> _WHAT THE EXERCISE ASKS_
Output the material beneath this task exactly, images excluded.

> _SOURCE RECORDS_
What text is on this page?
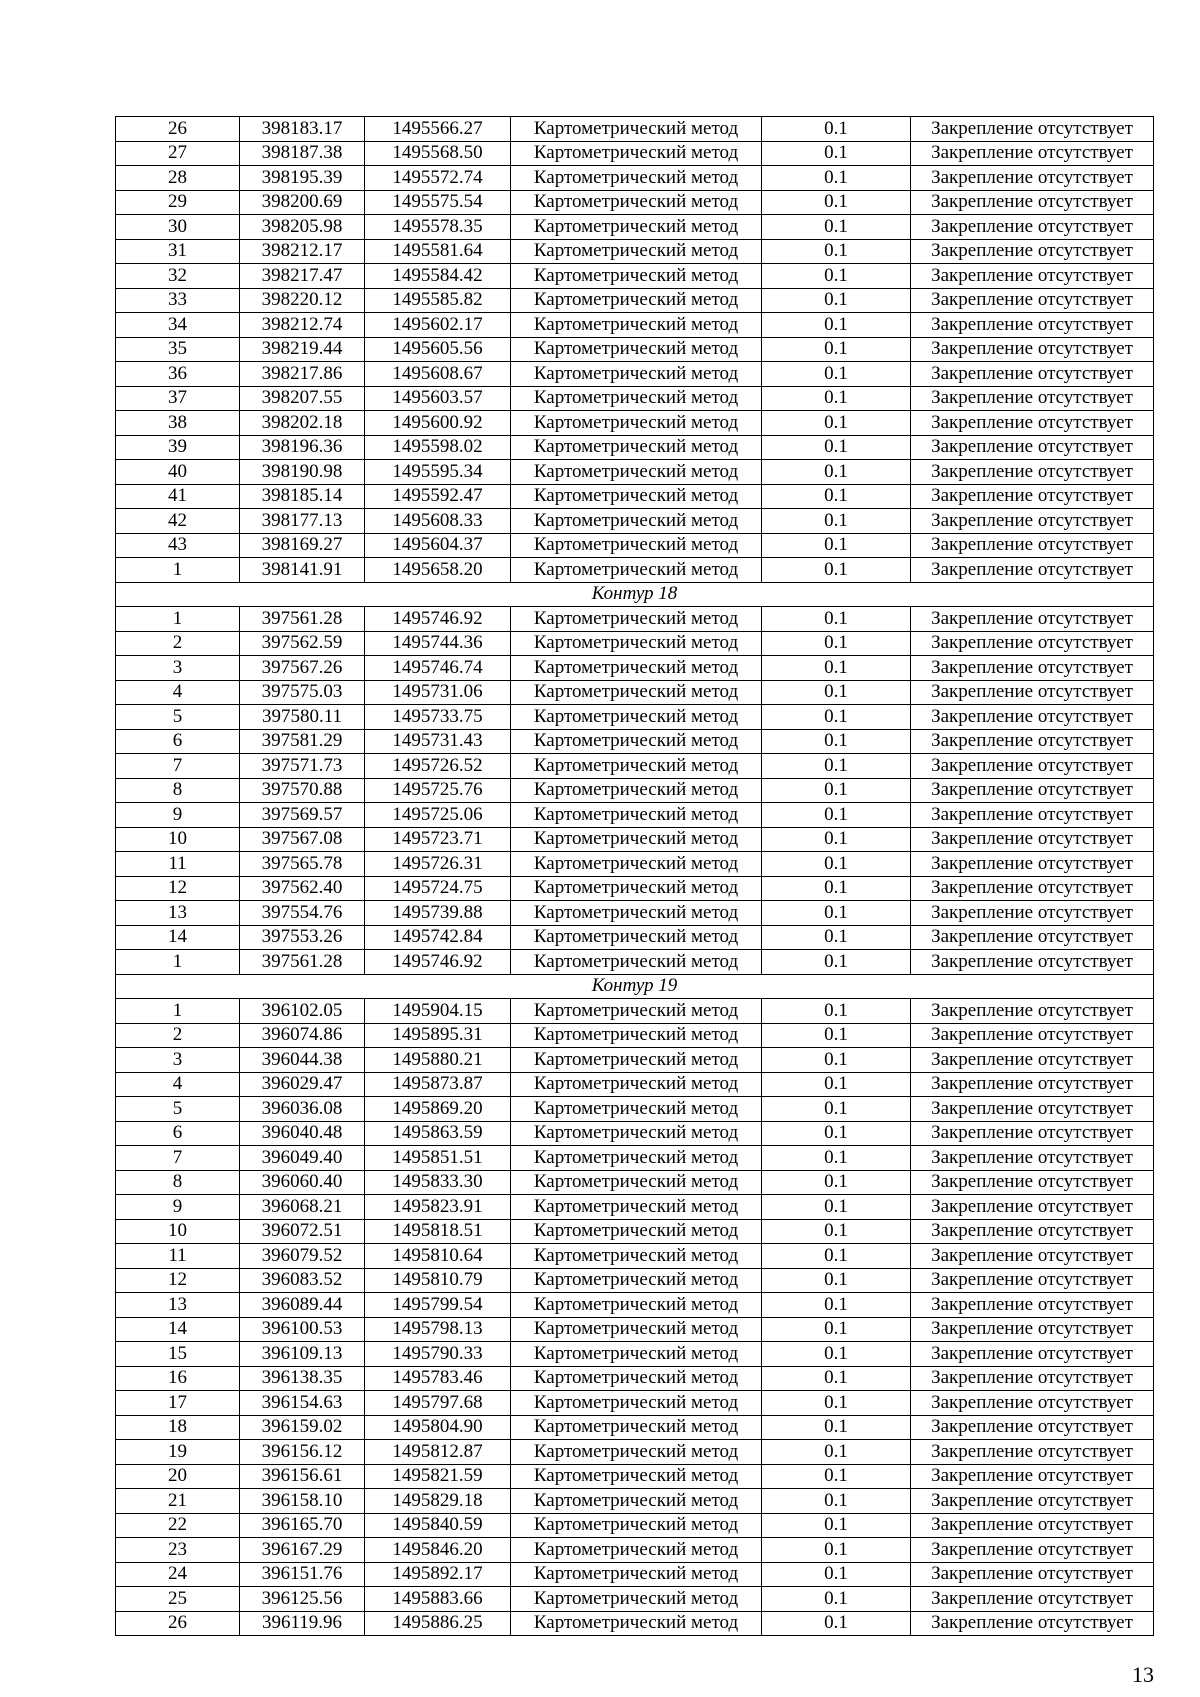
26	398183.17	1495566.27	Картометрический метод	0.1	Закрепление отсутствует
27	398187.38	1495568.50	Картометрический метод	0.1	Закрепление отсутствует
28	398195.39	1495572.74	Картометрический метод	0.1	Закрепление отсутствует
29	398200.69	1495575.54	Картометрический метод	0.1	Закрепление отсутствует
30	398205.98	1495578.35	Картометрический метод	0.1	Закрепление отсутствует
31	398212.17	1495581.64	Картометрический метод	0.1	Закрепление отсутствует
32	398217.47	1495584.42	Картометрический метод	0.1	Закрепление отсутствует
33	398220.12	1495585.82	Картометрический метод	0.1	Закрепление отсутствует
34	398212.74	1495602.17	Картометрический метод	0.1	Закрепление отсутствует
35	398219.44	1495605.56	Картометрический метод	0.1	Закрепление отсутствует
36	398217.86	1495608.67	Картометрический метод	0.1	Закрепление отсутствует
37	398207.55	1495603.57	Картометрический метод	0.1	Закрепление отсутствует
38	398202.18	1495600.92	Картометрический метод	0.1	Закрепление отсутствует
39	398196.36	1495598.02	Картометрический метод	0.1	Закрепление отсутствует
40	398190.98	1495595.34	Картометрический метод	0.1	Закрепление отсутствует
41	398185.14	1495592.47	Картометрический метод	0.1	Закрепление отсутствует
42	398177.13	1495608.33	Картометрический метод	0.1	Закрепление отсутствует
43	398169.27	1495604.37	Картометрический метод	0.1	Закрепление отсутствует
1	398141.91	1495658.20	Картометрический метод	0.1	Закрепление отсутствует
Контур 18					
1	397561.28	1495746.92	Картометрический метод	0.1	Закрепление отсутствует
2	397562.59	1495744.36	Картометрический метод	0.1	Закрепление отсутствует
3	397567.26	1495746.74	Картометрический метод	0.1	Закрепление отсутствует
4	397575.03	1495731.06	Картометрический метод	0.1	Закрепление отсутствует
5	397580.11	1495733.75	Картометрический метод	0.1	Закрепление отсутствует
6	397581.29	1495731.43	Картометрический метод	0.1	Закрепление отсутствует
7	397571.73	1495726.52	Картометрический метод	0.1	Закрепление отсутствует
8	397570.88	1495725.76	Картометрический метод	0.1	Закрепление отсутствует
9	397569.57	1495725.06	Картометрический метод	0.1	Закрепление отсутствует
10	397567.08	1495723.71	Картометрический метод	0.1	Закрепление отсутствует
11	397565.78	1495726.31	Картометрический метод	0.1	Закрепление отсутствует
12	397562.40	1495724.75	Картометрический метод	0.1	Закрепление отсутствует
13	397554.76	1495739.88	Картометрический метод	0.1	Закрепление отсутствует
14	397553.26	1495742.84	Картометрический метод	0.1	Закрепление отсутствует
1	397561.28	1495746.92	Картометрический метод	0.1	Закрепление отсутствует
Контур 19					
1	396102.05	1495904.15	Картометрический метод	0.1	Закрепление отсутствует
2	396074.86	1495895.31	Картометрический метод	0.1	Закрепление отсутствует
3	396044.38	1495880.21	Картометрический метод	0.1	Закрепление отсутствует
4	396029.47	1495873.87	Картометрический метод	0.1	Закрепление отсутствует
5	396036.08	1495869.20	Картометрический метод	0.1	Закрепление отсутствует
6	396040.48	1495863.59	Картометрический метод	0.1	Закрепление отсутствует
7	396049.40	1495851.51	Картометрический метод	0.1	Закрепление отсутствует
8	396060.40	1495833.30	Картометрический метод	0.1	Закрепление отсутствует
9	396068.21	1495823.91	Картометрический метод	0.1	Закрепление отсутствует
10	396072.51	1495818.51	Картометрический метод	0.1	Закрепление отсутствует
11	396079.52	1495810.64	Картометрический метод	0.1	Закрепление отсутствует
12	396083.52	1495810.79	Картометрический метод	0.1	Закрепление отсутствует
13	396089.44	1495799.54	Картометрический метод	0.1	Закрепление отсутствует
14	396100.53	1495798.13	Картометрический метод	0.1	Закрепление отсутствует
15	396109.13	1495790.33	Картометрический метод	0.1	Закрепление отсутствует
16	396138.35	1495783.46	Картометрический метод	0.1	Закрепление отсутствует
17	396154.63	1495797.68	Картометрический метод	0.1	Закрепление отсутствует
18	396159.02	1495804.90	Картометрический метод	0.1	Закрепление отсутствует
19	396156.12	1495812.87	Картометрический метод	0.1	Закрепление отсутствует
20	396156.61	1495821.59	Картометрический метод	0.1	Закрепление отсутствует
21	396158.10	1495829.18	Картометрический метод	0.1	Закрепление отсутствует
22	396165.70	1495840.59	Картометрический метод	0.1	Закрепление отсутствует
23	396167.29	1495846.20	Картометрический метод	0.1	Закрепление отсутствует
24	396151.76	1495892.17	Картометрический метод	0.1	Закрепление отсутствует
25	396125.56	1495883.66	Картометрический метод	0.1	Закрепление отсутствует
26	396119.96	1495886.25	Картометрический метод	0.1	Закрепление отсутствует
13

> _CORRECT ANSWER_
What text is on this page?
26	398183.17	1495566.27	Картометрический метод	0.1	Закрепление отсутствует
27	398187.38	1495568.50	Картометрический метод	0.1	Закрепление отсутствует
28	398195.39	1495572.74	Картометрический метод	0.1	Закрепление отсутствует
29	398200.69	1495575.54	Картометрический метод	0.1	Закрепление отсутствует
30	398205.98	1495578.35	Картометрический метод	0.1	Закрепление отсутствует
31	398212.17	1495581.64	Картометрический метод	0.1	Закрепление отсутствует
32	398217.47	1495584.42	Картометрический метод	0.1	Закрепление отсутствует
33	398220.12	1495585.82	Картометрический метод	0.1	Закрепление отсутствует
34	398212.74	1495602.17	Картометрический метод	0.1	Закрепление отсутствует
35	398219.44	1495605.56	Картометрический метод	0.1	Закрепление отсутствует
36	398217.86	1495608.67	Картометрический метод	0.1	Закрепление отсутствует
37	398207.55	1495603.57	Картометрический метод	0.1	Закрепление отсутствует
38	398202.18	1495600.92	Картометрический метод	0.1	Закрепление отсутствует
39	398196.36	1495598.02	Картометрический метод	0.1	Закрепление отсутствует
40	398190.98	1495595.34	Картометрический метод	0.1	Закрепление отсутствует
41	398185.14	1495592.47	Картометрический метод	0.1	Закрепление отсутствует
42	398177.13	1495608.33	Картометрический метод	0.1	Закрепление отсутствует
43	398169.27	1495604.37	Картометрический метод	0.1	Закрепление отсутствует
1	398141.91	1495658.20	Картометрический метод	0.1	Закрепление отсутствует
Контур 18					
1	397561.28	1495746.92	Картометрический метод	0.1	Закрепление отсутствует
2	397562.59	1495744.36	Картометрический метод	0.1	Закрепление отсутствует
3	397567.26	1495746.74	Картометрический метод	0.1	Закрепление отсутствует
4	397575.03	1495731.06	Картометрический метод	0.1	Закрепление отсутствует
5	397580.11	1495733.75	Картометрический метод	0.1	Закрепление отсутствует
6	397581.29	1495731.43	Картометрический метод	0.1	Закрепление отсутствует
7	397571.73	1495726.52	Картометрический метод	0.1	Закрепление отсутствует
8	397570.88	1495725.76	Картометрический метод	0.1	Закрепление отсутствует
9	397569.57	1495725.06	Картометрический метод	0.1	Закрепление отсутствует
10	397567.08	1495723.71	Картометрический метод	0.1	Закрепление отсутствует
11	397565.78	1495726.31	Картометрический метод	0.1	Закрепление отсутствует
12	397562.40	1495724.75	Картометрический метод	0.1	Закрепление отсутствует
13	397554.76	1495739.88	Картометрический метод	0.1	Закрепление отсутствует
14	397553.26	1495742.84	Картометрический метод	0.1	Закрепление отсутствует
1	397561.28	1495746.92	Картометрический метод	0.1	Закрепление отсутствует
Контур 19					
1	396102.05	1495904.15	Картометрический метод	0.1	Закрепление отсутствует
2	396074.86	1495895.31	Картометрический метод	0.1	Закрепление отсутствует
3	396044.38	1495880.21	Картометрический метод	0.1	Закрепление отсутствует
4	396029.47	1495873.87	Картометрический метод	0.1	Закрепление отсутствует
5	396036.08	1495869.20	Картометрический метод	0.1	Закрепление отсутствует
6	396040.48	1495863.59	Картометрический метод	0.1	Закрепление отсутствует
7	396049.40	1495851.51	Картометрический метод	0.1	Закрепление отсутствует
8	396060.40	1495833.30	Картометрический метод	0.1	Закрепление отсутствует
9	396068.21	1495823.91	Картометрический метод	0.1	Закрепление отсутствует
10	396072.51	1495818.51	Картометрический метод	0.1	Закрепление отсутствует
11	396079.52	1495810.64	Картометрический метод	0.1	Закрепление отсутствует
12	396083.52	1495810.79	Картометрический метод	0.1	Закрепление отсутствует
13	396089.44	1495799.54	Картометрический метод	0.1	Закрепление отсутствует
14	396100.53	1495798.13	Картометрический метод	0.1	Закрепление отсутствует
15	396109.13	1495790.33	Картометрический метод	0.1	Закрепление отсутствует
16	396138.35	1495783.46	Картометрический метод	0.1	Закрепление отсутствует
17	396154.63	1495797.68	Картометрический метод	0.1	Закрепление отсутствует
18	396159.02	1495804.90	Картометрический метод	0.1	Закрепление отсутствует
19	396156.12	1495812.87	Картометрический метод	0.1	Закрепление отсутствует
20	396156.61	1495821.59	Картометрический метод	0.1	Закрепление отсутствует
21	396158.10	1495829.18	Картометрический метод	0.1	Закрепление отсутствует
22	396165.70	1495840.59	Картометрический метод	0.1	Закрепление отсутствует
23	396167.29	1495846.20	Картометрический метод	0.1	Закрепление отсутствует
24	396151.76	1495892.17	Картометрический метод	0.1	Закрепление отсутствует
25	396125.56	1495883.66	Картометрический метод	0.1	Закрепление отсутствует
26	396119.96	1495886.25	Картометрический метод	0.1	Закрепление отсутствует
13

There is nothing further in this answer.